Directions: Return the listing below exactly, with the pictures dropped.

Source material:
┏━━

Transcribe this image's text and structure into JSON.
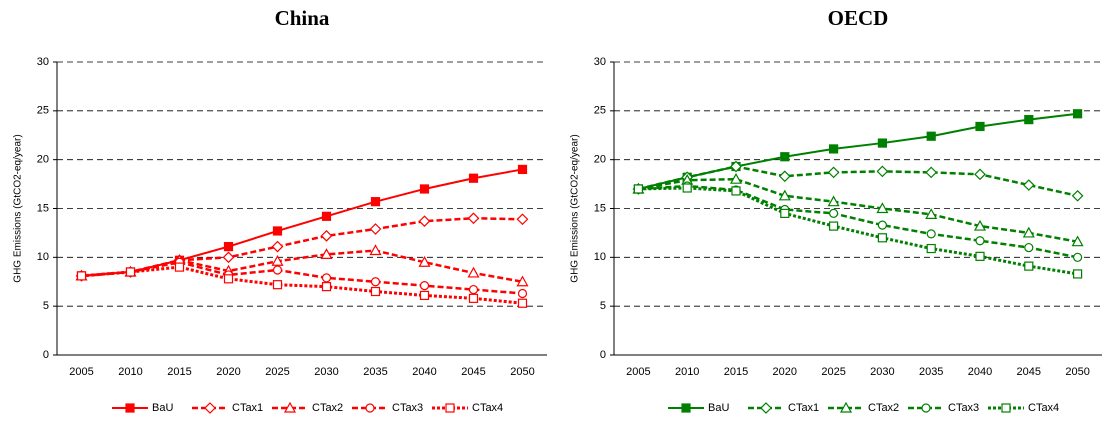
{
  "chart_data": [
    {
      "type": "line",
      "title": "China",
      "y_label": "GHG Emissions (GtCO2-eq/year)",
      "categories": [
        "2005",
        "2010",
        "2015",
        "2020",
        "2025",
        "2030",
        "2035",
        "2040",
        "2045",
        "2050"
      ],
      "ylim": [
        0,
        30
      ],
      "yticks": [
        0,
        5,
        10,
        15,
        20,
        25,
        30
      ],
      "grid": true,
      "legend": "bottom",
      "series": [
        {
          "name": "BaU",
          "color": "#ff0000",
          "marker": "square-filled",
          "line_style": "solid",
          "values": [
            8.1,
            8.5,
            9.7,
            11.1,
            12.7,
            14.2,
            15.7,
            17.0,
            18.1,
            19.0
          ]
        },
        {
          "name": "CTax1",
          "color": "#ff0000",
          "marker": "diamond",
          "line_style": "dashed",
          "values": [
            8.1,
            8.5,
            9.7,
            10.0,
            11.1,
            12.2,
            12.9,
            13.7,
            14.0,
            13.9
          ]
        },
        {
          "name": "CTax2",
          "color": "#ff0000",
          "marker": "triangle",
          "line_style": "dashed",
          "values": [
            8.1,
            8.5,
            9.7,
            8.6,
            9.6,
            10.3,
            10.7,
            9.5,
            8.4,
            7.5
          ]
        },
        {
          "name": "CTax3",
          "color": "#ff0000",
          "marker": "circle",
          "line_style": "dashed",
          "values": [
            8.1,
            8.5,
            9.5,
            8.2,
            8.7,
            7.9,
            7.5,
            7.1,
            6.7,
            6.3
          ]
        },
        {
          "name": "CTax4",
          "color": "#ff0000",
          "marker": "square",
          "line_style": "dotted",
          "values": [
            8.1,
            8.5,
            9.0,
            7.8,
            7.2,
            7.0,
            6.5,
            6.1,
            5.8,
            5.3
          ]
        }
      ]
    },
    {
      "type": "line",
      "title": "OECD",
      "y_label": "GHG Emissions (GtCO2-eq/year)",
      "categories": [
        "2005",
        "2010",
        "2015",
        "2020",
        "2025",
        "2030",
        "2035",
        "2040",
        "2045",
        "2050"
      ],
      "ylim": [
        0,
        30
      ],
      "yticks": [
        0,
        5,
        10,
        15,
        20,
        25,
        30
      ],
      "grid": true,
      "legend": "bottom",
      "series": [
        {
          "name": "BaU",
          "color": "#008000",
          "marker": "square-filled",
          "line_style": "solid",
          "values": [
            17.0,
            18.2,
            19.3,
            20.3,
            21.1,
            21.7,
            22.4,
            23.4,
            24.1,
            24.7
          ]
        },
        {
          "name": "CTax1",
          "color": "#008000",
          "marker": "diamond",
          "line_style": "dashed",
          "values": [
            17.0,
            18.2,
            19.3,
            18.3,
            18.7,
            18.8,
            18.7,
            18.5,
            17.4,
            16.3
          ]
        },
        {
          "name": "CTax2",
          "color": "#008000",
          "marker": "triangle",
          "line_style": "dashed",
          "values": [
            17.0,
            17.9,
            18.0,
            16.3,
            15.7,
            15.0,
            14.4,
            13.2,
            12.5,
            11.6
          ]
        },
        {
          "name": "CTax3",
          "color": "#008000",
          "marker": "circle",
          "line_style": "dashed",
          "values": [
            17.0,
            17.3,
            16.9,
            14.9,
            14.5,
            13.3,
            12.4,
            11.7,
            11.0,
            10.0
          ]
        },
        {
          "name": "CTax4",
          "color": "#008000",
          "marker": "square",
          "line_style": "dotted",
          "values": [
            17.0,
            17.1,
            16.8,
            14.5,
            13.2,
            12.0,
            10.9,
            10.1,
            9.1,
            8.3
          ]
        }
      ]
    }
  ]
}
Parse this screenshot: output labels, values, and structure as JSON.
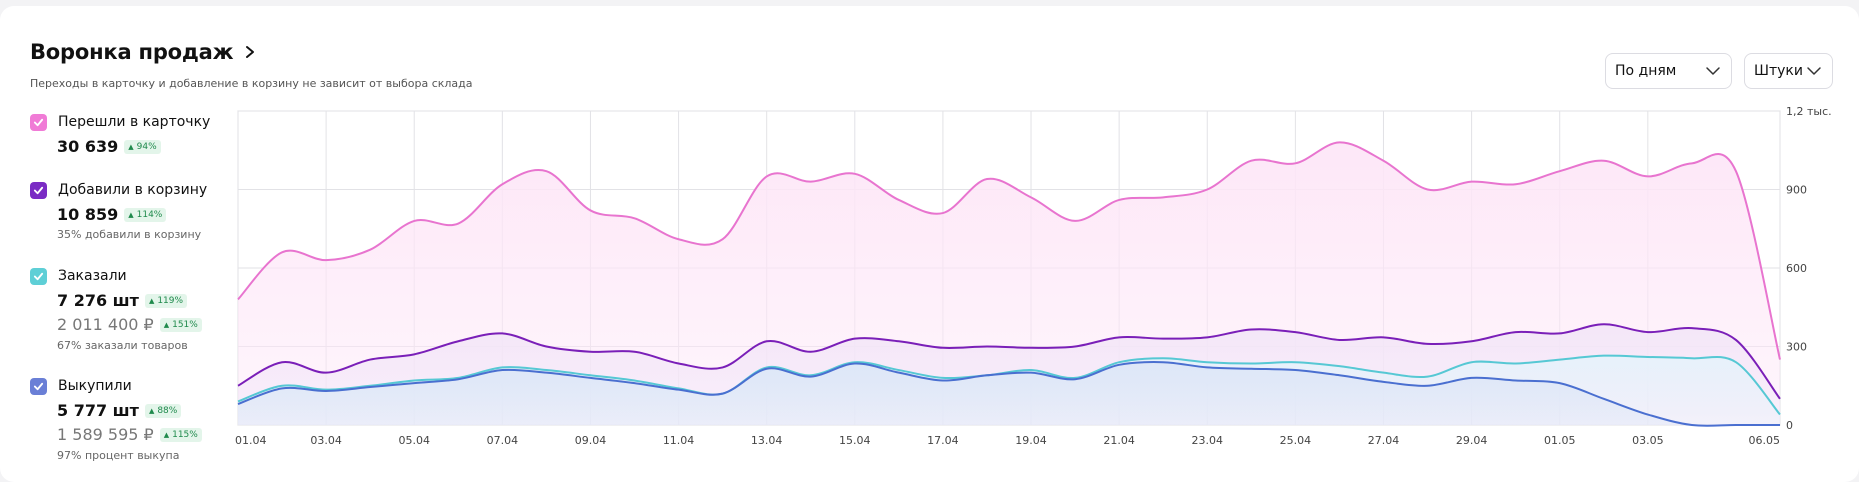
{
  "header": {
    "title": "Воронка продаж",
    "subtitle": "Переходы в карточку и добавление в корзину не зависит от выбора склада"
  },
  "controls": {
    "period": "По дням",
    "unit": "Штуки"
  },
  "legend": [
    {
      "label": "Перешли в карточку",
      "value": "30 639",
      "badge": "94%",
      "color": "#f07bd6"
    },
    {
      "label": "Добавили в корзину",
      "value": "10 859",
      "badge": "114%",
      "note": "35% добавили в корзину",
      "color": "#7a2bc4"
    },
    {
      "label": "Заказали",
      "value": "7 276 шт",
      "badge": "119%",
      "value2": "2 011 400 ₽",
      "badge2": "151%",
      "note": "67% заказали товаров",
      "color": "#5ecfd6"
    },
    {
      "label": "Выкупили",
      "value": "5 777 шт",
      "badge": "88%",
      "value2": "1 589 595 ₽",
      "badge2": "115%",
      "note": "97% процент выкупа",
      "color": "#6a7fd6"
    }
  ],
  "chart_data": {
    "type": "area",
    "x": [
      "01.04",
      "02.04",
      "03.04",
      "04.04",
      "05.04",
      "06.04",
      "07.04",
      "08.04",
      "09.04",
      "10.04",
      "11.04",
      "12.04",
      "13.04",
      "14.04",
      "15.04",
      "16.04",
      "17.04",
      "18.04",
      "19.04",
      "20.04",
      "21.04",
      "22.04",
      "23.04",
      "24.04",
      "25.04",
      "26.04",
      "27.04",
      "28.04",
      "29.04",
      "30.04",
      "01.05",
      "02.05",
      "03.05",
      "04.05",
      "05.05",
      "06.05"
    ],
    "x_tick_labels": [
      "01.04",
      "03.04",
      "05.04",
      "07.04",
      "09.04",
      "11.04",
      "13.04",
      "15.04",
      "17.04",
      "19.04",
      "21.04",
      "23.04",
      "25.04",
      "27.04",
      "29.04",
      "01.05",
      "03.05",
      "06.05"
    ],
    "y_tick_labels": [
      "0",
      "300",
      "600",
      "900",
      "1,2 тыс."
    ],
    "ylim": [
      0,
      1200
    ],
    "grid": true,
    "series": [
      {
        "name": "Перешли в карточку",
        "color": "#e874cf",
        "fill": "#fde6f7",
        "values": [
          480,
          660,
          630,
          670,
          780,
          770,
          920,
          970,
          820,
          790,
          710,
          710,
          950,
          930,
          960,
          860,
          810,
          940,
          870,
          780,
          860,
          870,
          900,
          1010,
          1000,
          1080,
          1010,
          900,
          930,
          920,
          970,
          1010,
          950,
          1000,
          970,
          250
        ]
      },
      {
        "name": "Добавили в корзину",
        "color": "#7a1fb8",
        "fill": "#f3e6f8",
        "values": [
          150,
          240,
          200,
          250,
          270,
          320,
          350,
          300,
          280,
          280,
          235,
          220,
          320,
          280,
          330,
          320,
          295,
          300,
          295,
          300,
          335,
          330,
          335,
          365,
          355,
          325,
          335,
          310,
          320,
          355,
          350,
          385,
          355,
          370,
          325,
          100
        ]
      },
      {
        "name": "Заказали",
        "color": "#56c8d4",
        "fill": "#e6f2fb",
        "values": [
          90,
          150,
          135,
          150,
          170,
          180,
          220,
          210,
          190,
          170,
          140,
          120,
          220,
          190,
          240,
          210,
          180,
          190,
          210,
          180,
          240,
          255,
          240,
          235,
          240,
          225,
          200,
          185,
          240,
          235,
          250,
          265,
          260,
          255,
          240,
          40
        ]
      },
      {
        "name": "Выкупили",
        "color": "#4a6fd0",
        "fill": "#dde6f7",
        "values": [
          80,
          140,
          130,
          145,
          160,
          175,
          210,
          200,
          180,
          160,
          135,
          120,
          215,
          185,
          235,
          200,
          170,
          190,
          200,
          175,
          230,
          240,
          220,
          215,
          210,
          190,
          165,
          150,
          180,
          170,
          160,
          100,
          40,
          0,
          0,
          0
        ]
      }
    ]
  }
}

┗━━

Result below:
Transcribe this image's text and structure into JSON.
{
  "chart_data": [
    {
      "type": "line",
      "title": "China",
      "y_label": "GHG Emissions (GtCO2-eq/year)",
      "categories": [
        "2005",
        "2010",
        "2015",
        "2020",
        "2025",
        "2030",
        "2035",
        "2040",
        "2045",
        "2050"
      ],
      "ylim": [
        0,
        30
      ],
      "yticks": [
        0,
        5,
        10,
        15,
        20,
        25,
        30
      ],
      "grid": true,
      "legend": "bottom",
      "series": [
        {
          "name": "BaU",
          "color": "#ff0000",
          "marker": "square-filled",
          "line_style": "solid",
          "values": [
            8.1,
            8.5,
            9.7,
            11.1,
            12.7,
            14.2,
            15.7,
            17.0,
            18.1,
            19.0
          ]
        },
        {
          "name": "CTax1",
          "color": "#ff0000",
          "marker": "diamond",
          "line_style": "dashed",
          "values": [
            8.1,
            8.5,
            9.7,
            10.0,
            11.1,
            12.2,
            12.9,
            13.7,
            14.0,
            13.9
          ]
        },
        {
          "name": "CTax2",
          "color": "#ff0000",
          "marker": "triangle",
          "line_style": "dashed",
          "values": [
            8.1,
            8.5,
            9.7,
            8.6,
            9.6,
            10.3,
            10.7,
            9.5,
            8.4,
            7.5
          ]
        },
        {
          "name": "CTax3",
          "color": "#ff0000",
          "marker": "circle",
          "line_style": "dashed",
          "values": [
            8.1,
            8.5,
            9.5,
            8.2,
            8.7,
            7.9,
            7.5,
            7.1,
            6.7,
            6.3
          ]
        },
        {
          "name": "CTax4",
          "color": "#ff0000",
          "marker": "square",
          "line_style": "dotted",
          "values": [
            8.1,
            8.5,
            9.0,
            7.8,
            7.2,
            7.0,
            6.5,
            6.1,
            5.8,
            5.3
          ]
        }
      ]
    },
    {
      "type": "line",
      "title": "OECD",
      "y_label": "GHG Emissions (GtCO2-eq/year)",
      "categories": [
        "2005",
        "2010",
        "2015",
        "2020",
        "2025",
        "2030",
        "2035",
        "2040",
        "2045",
        "2050"
      ],
      "ylim": [
        0,
        30
      ],
      "yticks": [
        0,
        5,
        10,
        15,
        20,
        25,
        30
      ],
      "grid": true,
      "legend": "bottom",
      "series": [
        {
          "name": "BaU",
          "color": "#008000",
          "marker": "square-filled",
          "line_style": "solid",
          "values": [
            17.0,
            18.2,
            19.3,
            20.3,
            21.1,
            21.7,
            22.4,
            23.4,
            24.1,
            24.7
          ]
        },
        {
          "name": "CTax1",
          "color": "#008000",
          "marker": "diamond",
          "line_style": "dashed",
          "values": [
            17.0,
            18.2,
            19.3,
            18.3,
            18.7,
            18.8,
            18.7,
            18.5,
            17.4,
            16.3
          ]
        },
        {
          "name": "CTax2",
          "color": "#008000",
          "marker": "triangle",
          "line_style": "dashed",
          "values": [
            17.0,
            17.9,
            18.0,
            16.3,
            15.7,
            15.0,
            14.4,
            13.2,
            12.5,
            11.6
          ]
        },
        {
          "name": "CTax3",
          "color": "#008000",
          "marker": "circle",
          "line_style": "dashed",
          "values": [
            17.0,
            17.3,
            16.9,
            14.9,
            14.5,
            13.3,
            12.4,
            11.7,
            11.0,
            10.0
          ]
        },
        {
          "name": "CTax4",
          "color": "#008000",
          "marker": "square",
          "line_style": "dotted",
          "values": [
            17.0,
            17.1,
            16.8,
            14.5,
            13.2,
            12.0,
            10.9,
            10.1,
            9.1,
            8.3
          ]
        }
      ]
    }
  ]
}
Parse this screenshot: output labels, values, and structure as JSON.
{
  "header": {
    "title": "Воронка продаж",
    "subtitle": "Переходы в карточку и добавление в корзину не зависит от выбора склада"
  },
  "controls": {
    "period": "По дням",
    "unit": "Штуки"
  },
  "legend": [
    {
      "label": "Перешли в карточку",
      "value": "30 639",
      "badge": "94%",
      "color": "#f07bd6"
    },
    {
      "label": "Добавили в корзину",
      "value": "10 859",
      "badge": "114%",
      "note": "35% добавили в корзину",
      "color": "#7a2bc4"
    },
    {
      "label": "Заказали",
      "value": "7 276 шт",
      "badge": "119%",
      "value2": "2 011 400 ₽",
      "badge2": "151%",
      "note": "67% заказали товаров",
      "color": "#5ecfd6"
    },
    {
      "label": "Выкупили",
      "value": "5 777 шт",
      "badge": "88%",
      "value2": "1 589 595 ₽",
      "badge2": "115%",
      "note": "97% процент выкупа",
      "color": "#6a7fd6"
    }
  ],
  "chart_data": {
    "type": "area",
    "x": [
      "01.04",
      "02.04",
      "03.04",
      "04.04",
      "05.04",
      "06.04",
      "07.04",
      "08.04",
      "09.04",
      "10.04",
      "11.04",
      "12.04",
      "13.04",
      "14.04",
      "15.04",
      "16.04",
      "17.04",
      "18.04",
      "19.04",
      "20.04",
      "21.04",
      "22.04",
      "23.04",
      "24.04",
      "25.04",
      "26.04",
      "27.04",
      "28.04",
      "29.04",
      "30.04",
      "01.05",
      "02.05",
      "03.05",
      "04.05",
      "05.05",
      "06.05"
    ],
    "x_tick_labels": [
      "01.04",
      "03.04",
      "05.04",
      "07.04",
      "09.04",
      "11.04",
      "13.04",
      "15.04",
      "17.04",
      "19.04",
      "21.04",
      "23.04",
      "25.04",
      "27.04",
      "29.04",
      "01.05",
      "03.05",
      "06.05"
    ],
    "y_tick_labels": [
      "0",
      "300",
      "600",
      "900",
      "1,2 тыс."
    ],
    "ylim": [
      0,
      1200
    ],
    "grid": true,
    "series": [
      {
        "name": "Перешли в карточку",
        "color": "#e874cf",
        "fill": "#fde6f7",
        "values": [
          480,
          660,
          630,
          670,
          780,
          770,
          920,
          970,
          820,
          790,
          710,
          710,
          950,
          930,
          960,
          860,
          810,
          940,
          870,
          780,
          860,
          870,
          900,
          1010,
          1000,
          1080,
          1010,
          900,
          930,
          920,
          970,
          1010,
          950,
          1000,
          970,
          250
        ]
      },
      {
        "name": "Добавили в корзину",
        "color": "#7a1fb8",
        "fill": "#f3e6f8",
        "values": [
          150,
          240,
          200,
          250,
          270,
          320,
          350,
          300,
          280,
          280,
          235,
          220,
          320,
          280,
          330,
          320,
          295,
          300,
          295,
          300,
          335,
          330,
          335,
          365,
          355,
          325,
          335,
          310,
          320,
          355,
          350,
          385,
          355,
          370,
          325,
          100
        ]
      },
      {
        "name": "Заказали",
        "color": "#56c8d4",
        "fill": "#e6f2fb",
        "values": [
          90,
          150,
          135,
          150,
          170,
          180,
          220,
          210,
          190,
          170,
          140,
          120,
          220,
          190,
          240,
          210,
          180,
          190,
          210,
          180,
          240,
          255,
          240,
          235,
          240,
          225,
          200,
          185,
          240,
          235,
          250,
          265,
          260,
          255,
          240,
          40
        ]
      },
      {
        "name": "Выкупили",
        "color": "#4a6fd0",
        "fill": "#dde6f7",
        "values": [
          80,
          140,
          130,
          145,
          160,
          175,
          210,
          200,
          180,
          160,
          135,
          120,
          215,
          185,
          235,
          200,
          170,
          190,
          200,
          175,
          230,
          240,
          220,
          215,
          210,
          190,
          165,
          150,
          180,
          170,
          160,
          100,
          40,
          0,
          0,
          0
        ]
      }
    ]
  }
}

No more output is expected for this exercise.